● Required task:
Report the number of lines that hold the string "Választás". Leave out any other text.

— Begin —

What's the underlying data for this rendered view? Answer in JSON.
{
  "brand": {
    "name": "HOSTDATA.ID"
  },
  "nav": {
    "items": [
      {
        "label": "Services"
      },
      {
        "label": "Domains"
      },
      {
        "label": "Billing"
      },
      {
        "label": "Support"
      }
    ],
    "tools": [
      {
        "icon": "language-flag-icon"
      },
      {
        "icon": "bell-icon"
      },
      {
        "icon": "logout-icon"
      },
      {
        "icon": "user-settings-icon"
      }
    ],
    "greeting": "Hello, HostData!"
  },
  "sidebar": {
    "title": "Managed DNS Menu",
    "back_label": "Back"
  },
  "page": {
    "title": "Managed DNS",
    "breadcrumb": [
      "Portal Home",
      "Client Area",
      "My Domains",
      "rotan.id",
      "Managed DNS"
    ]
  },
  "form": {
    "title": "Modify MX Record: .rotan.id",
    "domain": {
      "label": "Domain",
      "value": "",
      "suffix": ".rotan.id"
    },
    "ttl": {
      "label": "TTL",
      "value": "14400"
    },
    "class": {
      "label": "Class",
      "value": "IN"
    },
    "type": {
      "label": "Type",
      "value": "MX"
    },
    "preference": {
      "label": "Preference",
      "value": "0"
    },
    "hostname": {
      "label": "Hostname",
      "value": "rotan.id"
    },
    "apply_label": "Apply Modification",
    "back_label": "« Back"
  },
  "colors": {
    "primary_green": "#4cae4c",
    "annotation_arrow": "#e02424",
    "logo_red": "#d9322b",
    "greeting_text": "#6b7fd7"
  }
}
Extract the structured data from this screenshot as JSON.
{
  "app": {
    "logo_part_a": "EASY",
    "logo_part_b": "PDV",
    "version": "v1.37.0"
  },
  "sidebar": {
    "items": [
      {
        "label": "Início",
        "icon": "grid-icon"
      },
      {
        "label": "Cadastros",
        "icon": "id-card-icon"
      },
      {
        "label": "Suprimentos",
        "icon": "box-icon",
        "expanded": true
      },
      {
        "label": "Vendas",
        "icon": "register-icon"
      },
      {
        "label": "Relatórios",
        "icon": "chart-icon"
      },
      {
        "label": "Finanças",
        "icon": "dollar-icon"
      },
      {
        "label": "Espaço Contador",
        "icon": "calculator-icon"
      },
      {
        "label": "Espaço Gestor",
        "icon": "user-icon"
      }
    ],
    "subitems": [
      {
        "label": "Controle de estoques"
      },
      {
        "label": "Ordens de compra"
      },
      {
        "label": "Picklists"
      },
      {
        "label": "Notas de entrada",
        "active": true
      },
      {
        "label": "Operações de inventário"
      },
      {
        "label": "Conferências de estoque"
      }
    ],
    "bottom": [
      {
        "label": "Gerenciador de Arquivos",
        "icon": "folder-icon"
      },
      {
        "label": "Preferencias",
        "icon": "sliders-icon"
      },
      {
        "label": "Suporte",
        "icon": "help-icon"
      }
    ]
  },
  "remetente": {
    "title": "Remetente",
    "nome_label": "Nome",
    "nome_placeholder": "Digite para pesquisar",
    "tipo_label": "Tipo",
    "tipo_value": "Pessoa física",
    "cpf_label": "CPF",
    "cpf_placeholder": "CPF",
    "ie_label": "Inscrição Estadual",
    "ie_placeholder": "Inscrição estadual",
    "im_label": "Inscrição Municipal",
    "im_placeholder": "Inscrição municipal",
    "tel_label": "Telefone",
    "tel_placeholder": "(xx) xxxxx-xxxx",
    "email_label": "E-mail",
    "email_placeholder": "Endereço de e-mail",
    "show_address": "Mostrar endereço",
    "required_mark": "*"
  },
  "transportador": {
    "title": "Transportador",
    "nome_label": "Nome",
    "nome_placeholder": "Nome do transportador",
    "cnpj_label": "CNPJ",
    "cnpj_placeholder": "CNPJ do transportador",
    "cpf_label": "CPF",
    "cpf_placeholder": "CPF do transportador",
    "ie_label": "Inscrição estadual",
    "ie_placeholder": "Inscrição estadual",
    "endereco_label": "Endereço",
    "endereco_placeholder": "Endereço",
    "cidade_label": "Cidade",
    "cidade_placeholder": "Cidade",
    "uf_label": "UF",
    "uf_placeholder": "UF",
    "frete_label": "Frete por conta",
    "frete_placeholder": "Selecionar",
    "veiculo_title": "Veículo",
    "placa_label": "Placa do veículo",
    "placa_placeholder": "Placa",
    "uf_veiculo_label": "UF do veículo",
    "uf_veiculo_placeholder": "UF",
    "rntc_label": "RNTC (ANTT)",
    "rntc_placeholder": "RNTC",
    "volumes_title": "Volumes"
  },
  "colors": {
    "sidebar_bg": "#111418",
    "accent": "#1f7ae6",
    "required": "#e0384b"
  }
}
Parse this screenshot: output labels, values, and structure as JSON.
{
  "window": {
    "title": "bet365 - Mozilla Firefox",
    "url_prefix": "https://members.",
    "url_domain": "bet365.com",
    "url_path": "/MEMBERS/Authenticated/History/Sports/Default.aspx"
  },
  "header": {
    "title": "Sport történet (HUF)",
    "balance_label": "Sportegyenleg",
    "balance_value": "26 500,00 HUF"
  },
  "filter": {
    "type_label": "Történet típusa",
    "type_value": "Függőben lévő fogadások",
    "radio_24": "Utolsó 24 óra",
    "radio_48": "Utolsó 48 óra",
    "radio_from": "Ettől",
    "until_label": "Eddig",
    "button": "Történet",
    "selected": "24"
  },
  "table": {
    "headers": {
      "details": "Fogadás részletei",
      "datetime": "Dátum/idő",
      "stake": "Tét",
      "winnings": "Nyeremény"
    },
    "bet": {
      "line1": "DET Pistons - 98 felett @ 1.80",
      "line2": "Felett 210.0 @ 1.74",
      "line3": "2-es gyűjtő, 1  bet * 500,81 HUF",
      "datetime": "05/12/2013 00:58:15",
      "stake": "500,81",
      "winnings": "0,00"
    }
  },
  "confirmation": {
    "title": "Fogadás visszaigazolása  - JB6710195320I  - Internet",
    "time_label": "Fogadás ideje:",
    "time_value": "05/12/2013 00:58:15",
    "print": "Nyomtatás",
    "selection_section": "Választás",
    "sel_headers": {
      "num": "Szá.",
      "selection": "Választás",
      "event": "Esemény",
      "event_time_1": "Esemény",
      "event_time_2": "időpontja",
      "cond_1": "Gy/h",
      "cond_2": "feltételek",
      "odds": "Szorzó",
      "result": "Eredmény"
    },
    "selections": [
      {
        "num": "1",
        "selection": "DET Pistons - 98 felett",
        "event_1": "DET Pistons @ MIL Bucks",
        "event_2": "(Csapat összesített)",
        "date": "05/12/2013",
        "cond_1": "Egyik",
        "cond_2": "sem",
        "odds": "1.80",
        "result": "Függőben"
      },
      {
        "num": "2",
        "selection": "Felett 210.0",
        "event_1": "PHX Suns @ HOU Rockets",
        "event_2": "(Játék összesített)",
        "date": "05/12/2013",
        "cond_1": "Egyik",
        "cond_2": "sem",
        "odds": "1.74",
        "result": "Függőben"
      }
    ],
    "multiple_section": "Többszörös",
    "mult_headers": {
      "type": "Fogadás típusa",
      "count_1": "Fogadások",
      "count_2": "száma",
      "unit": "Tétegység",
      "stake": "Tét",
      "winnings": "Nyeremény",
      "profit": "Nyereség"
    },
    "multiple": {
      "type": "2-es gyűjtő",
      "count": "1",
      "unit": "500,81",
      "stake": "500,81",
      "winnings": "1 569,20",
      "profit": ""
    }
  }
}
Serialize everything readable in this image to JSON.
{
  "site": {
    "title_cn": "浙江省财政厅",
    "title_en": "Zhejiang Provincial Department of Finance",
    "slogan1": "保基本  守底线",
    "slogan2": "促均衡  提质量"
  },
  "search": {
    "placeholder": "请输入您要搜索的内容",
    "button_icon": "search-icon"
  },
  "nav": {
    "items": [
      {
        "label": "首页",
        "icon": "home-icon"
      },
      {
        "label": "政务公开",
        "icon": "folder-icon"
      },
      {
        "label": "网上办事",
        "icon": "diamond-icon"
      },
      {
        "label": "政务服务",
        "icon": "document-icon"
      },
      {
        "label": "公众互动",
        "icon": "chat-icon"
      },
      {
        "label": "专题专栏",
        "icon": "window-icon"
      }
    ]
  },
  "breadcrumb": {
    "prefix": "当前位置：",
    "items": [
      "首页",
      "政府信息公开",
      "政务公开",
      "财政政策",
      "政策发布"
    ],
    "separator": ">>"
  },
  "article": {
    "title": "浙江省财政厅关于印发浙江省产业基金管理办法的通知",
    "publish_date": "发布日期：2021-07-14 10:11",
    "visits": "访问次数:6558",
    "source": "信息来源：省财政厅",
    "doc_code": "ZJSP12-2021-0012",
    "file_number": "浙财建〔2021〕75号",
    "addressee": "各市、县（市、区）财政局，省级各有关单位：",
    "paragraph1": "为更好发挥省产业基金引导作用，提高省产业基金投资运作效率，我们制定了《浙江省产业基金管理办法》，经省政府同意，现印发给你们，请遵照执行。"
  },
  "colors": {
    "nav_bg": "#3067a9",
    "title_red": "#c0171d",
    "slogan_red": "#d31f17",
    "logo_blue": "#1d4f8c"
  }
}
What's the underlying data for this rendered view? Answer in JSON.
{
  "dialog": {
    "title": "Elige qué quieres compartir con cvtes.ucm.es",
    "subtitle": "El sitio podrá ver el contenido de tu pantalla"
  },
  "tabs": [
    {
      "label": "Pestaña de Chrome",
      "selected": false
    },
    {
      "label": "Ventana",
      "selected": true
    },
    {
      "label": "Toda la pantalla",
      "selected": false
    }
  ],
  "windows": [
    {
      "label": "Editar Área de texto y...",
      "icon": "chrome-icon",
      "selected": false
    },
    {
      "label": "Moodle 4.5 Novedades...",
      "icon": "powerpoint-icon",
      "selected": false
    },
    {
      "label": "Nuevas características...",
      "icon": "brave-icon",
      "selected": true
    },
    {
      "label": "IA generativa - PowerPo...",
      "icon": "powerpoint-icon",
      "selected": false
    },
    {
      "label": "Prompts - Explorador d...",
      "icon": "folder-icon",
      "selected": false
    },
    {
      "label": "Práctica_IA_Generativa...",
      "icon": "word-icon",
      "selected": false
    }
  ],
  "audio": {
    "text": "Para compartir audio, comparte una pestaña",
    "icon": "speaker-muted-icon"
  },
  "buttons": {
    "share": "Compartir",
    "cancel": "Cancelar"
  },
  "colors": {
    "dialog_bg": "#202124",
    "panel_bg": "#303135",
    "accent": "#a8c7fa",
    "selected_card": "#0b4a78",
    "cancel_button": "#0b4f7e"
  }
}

— End —

● Exercise answer:
2